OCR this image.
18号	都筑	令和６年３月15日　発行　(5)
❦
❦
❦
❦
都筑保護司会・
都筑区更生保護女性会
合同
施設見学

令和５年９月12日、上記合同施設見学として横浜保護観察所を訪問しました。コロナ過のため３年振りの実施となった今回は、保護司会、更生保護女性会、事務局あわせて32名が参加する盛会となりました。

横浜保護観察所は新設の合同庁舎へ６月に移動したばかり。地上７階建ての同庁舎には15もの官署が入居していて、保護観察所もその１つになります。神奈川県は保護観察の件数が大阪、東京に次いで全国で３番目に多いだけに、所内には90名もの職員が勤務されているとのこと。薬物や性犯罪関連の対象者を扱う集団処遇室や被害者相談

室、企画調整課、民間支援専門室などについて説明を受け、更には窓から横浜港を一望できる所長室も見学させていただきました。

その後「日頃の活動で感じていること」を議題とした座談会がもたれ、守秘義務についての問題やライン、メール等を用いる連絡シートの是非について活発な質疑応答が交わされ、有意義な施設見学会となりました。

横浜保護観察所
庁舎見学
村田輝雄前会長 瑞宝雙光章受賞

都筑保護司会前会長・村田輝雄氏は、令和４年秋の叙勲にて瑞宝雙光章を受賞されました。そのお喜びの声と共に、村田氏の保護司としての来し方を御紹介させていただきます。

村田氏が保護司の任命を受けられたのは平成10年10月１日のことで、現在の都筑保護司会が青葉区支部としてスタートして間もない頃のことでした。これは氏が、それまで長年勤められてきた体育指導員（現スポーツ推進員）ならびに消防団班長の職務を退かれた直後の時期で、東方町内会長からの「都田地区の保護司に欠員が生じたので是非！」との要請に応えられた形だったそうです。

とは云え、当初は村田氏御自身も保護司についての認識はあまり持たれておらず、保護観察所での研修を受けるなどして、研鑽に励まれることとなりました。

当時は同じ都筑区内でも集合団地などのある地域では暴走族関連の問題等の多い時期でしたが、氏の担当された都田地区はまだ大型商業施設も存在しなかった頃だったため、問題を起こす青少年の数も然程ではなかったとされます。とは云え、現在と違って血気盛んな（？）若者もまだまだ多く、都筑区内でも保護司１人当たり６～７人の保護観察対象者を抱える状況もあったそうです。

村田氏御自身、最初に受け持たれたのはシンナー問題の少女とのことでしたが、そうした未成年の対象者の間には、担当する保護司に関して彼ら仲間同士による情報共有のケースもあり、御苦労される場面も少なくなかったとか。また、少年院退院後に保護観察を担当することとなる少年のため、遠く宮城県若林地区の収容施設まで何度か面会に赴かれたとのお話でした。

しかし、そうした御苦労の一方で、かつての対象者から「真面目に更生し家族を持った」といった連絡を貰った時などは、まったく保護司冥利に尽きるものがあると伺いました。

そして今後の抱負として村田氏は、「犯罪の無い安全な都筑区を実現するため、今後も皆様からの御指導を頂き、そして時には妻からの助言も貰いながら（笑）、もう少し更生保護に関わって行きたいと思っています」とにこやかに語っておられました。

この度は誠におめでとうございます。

+---+

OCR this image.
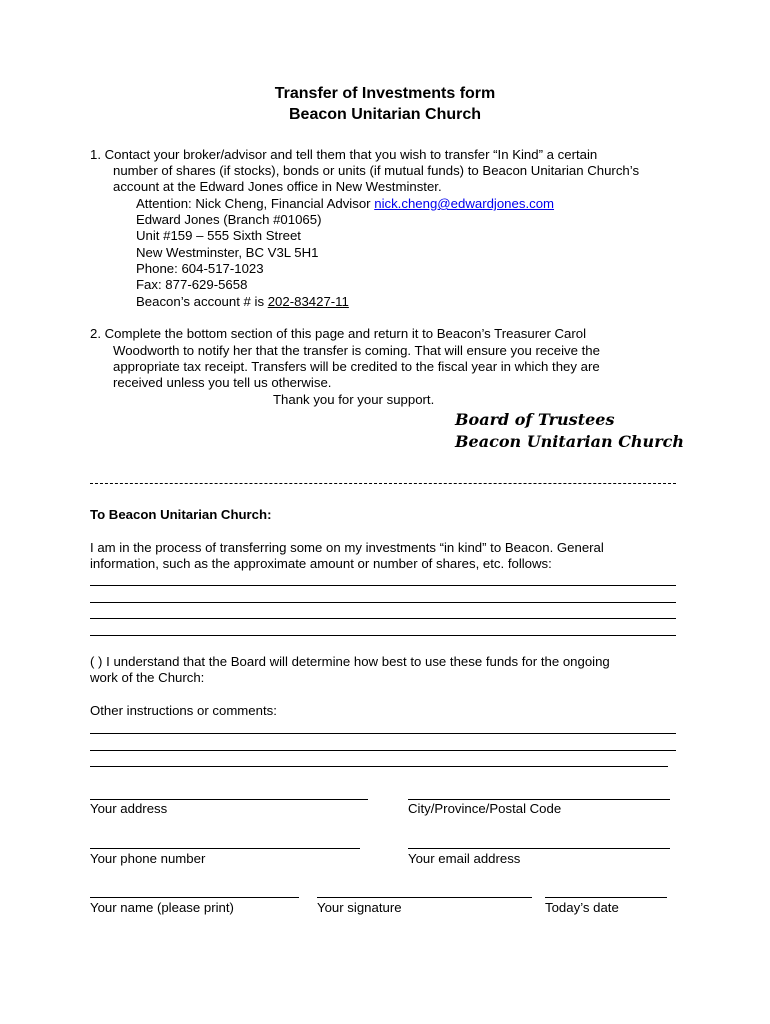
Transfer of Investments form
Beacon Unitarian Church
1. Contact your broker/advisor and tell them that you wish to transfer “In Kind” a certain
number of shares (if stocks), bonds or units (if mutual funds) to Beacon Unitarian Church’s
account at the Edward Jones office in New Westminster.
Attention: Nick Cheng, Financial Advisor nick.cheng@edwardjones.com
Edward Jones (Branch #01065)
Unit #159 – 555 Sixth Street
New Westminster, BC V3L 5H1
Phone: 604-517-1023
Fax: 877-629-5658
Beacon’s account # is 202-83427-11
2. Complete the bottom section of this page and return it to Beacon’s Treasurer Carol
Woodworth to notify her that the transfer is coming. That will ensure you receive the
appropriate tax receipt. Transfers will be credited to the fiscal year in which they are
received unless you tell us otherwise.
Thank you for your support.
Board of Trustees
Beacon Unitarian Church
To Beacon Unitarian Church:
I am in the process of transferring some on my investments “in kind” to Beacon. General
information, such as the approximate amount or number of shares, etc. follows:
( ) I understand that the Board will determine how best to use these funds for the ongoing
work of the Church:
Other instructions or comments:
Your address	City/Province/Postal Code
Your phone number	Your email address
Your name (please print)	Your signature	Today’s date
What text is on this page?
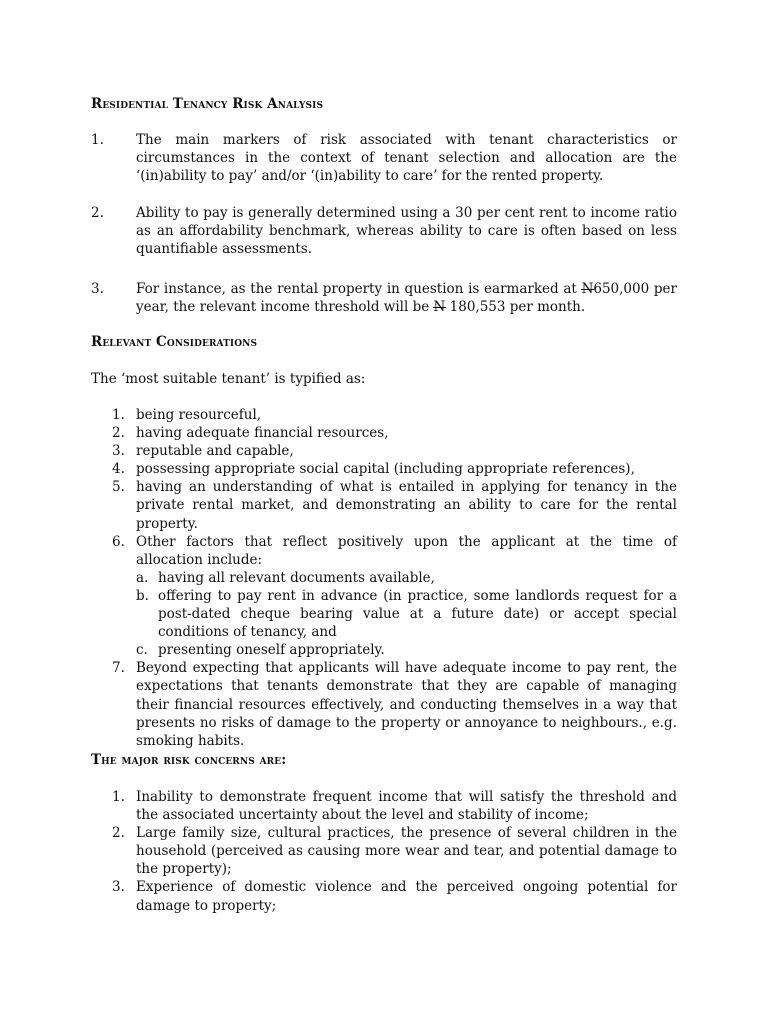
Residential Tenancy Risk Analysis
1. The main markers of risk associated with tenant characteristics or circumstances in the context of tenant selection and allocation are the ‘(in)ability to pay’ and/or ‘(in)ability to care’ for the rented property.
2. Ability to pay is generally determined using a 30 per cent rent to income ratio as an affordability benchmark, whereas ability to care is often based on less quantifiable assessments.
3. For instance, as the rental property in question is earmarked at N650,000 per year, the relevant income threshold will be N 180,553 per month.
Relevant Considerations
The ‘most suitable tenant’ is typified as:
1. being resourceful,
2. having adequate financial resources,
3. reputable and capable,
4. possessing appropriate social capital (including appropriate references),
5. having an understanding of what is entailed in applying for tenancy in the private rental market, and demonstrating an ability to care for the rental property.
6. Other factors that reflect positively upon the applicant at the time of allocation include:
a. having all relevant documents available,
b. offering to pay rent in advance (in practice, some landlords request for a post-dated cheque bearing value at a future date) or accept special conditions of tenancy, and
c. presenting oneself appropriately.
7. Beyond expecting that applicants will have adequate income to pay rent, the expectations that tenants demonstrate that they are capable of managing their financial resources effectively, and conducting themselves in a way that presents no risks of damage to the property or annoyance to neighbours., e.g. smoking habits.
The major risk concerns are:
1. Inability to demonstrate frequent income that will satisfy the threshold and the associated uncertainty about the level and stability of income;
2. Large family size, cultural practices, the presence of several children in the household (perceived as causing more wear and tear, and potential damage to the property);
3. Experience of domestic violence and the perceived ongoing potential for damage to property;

+---+

_The task_. Search the preceding listing for "year" and extract every line where it is found.

_Answer below_.
appropriate tax receipt. Transfers will be credited to the fiscal year in which they are
3. For instance, as the rental property in question is earmarked at N650,000 per year, the relevant income threshold will be N 180,553 per month.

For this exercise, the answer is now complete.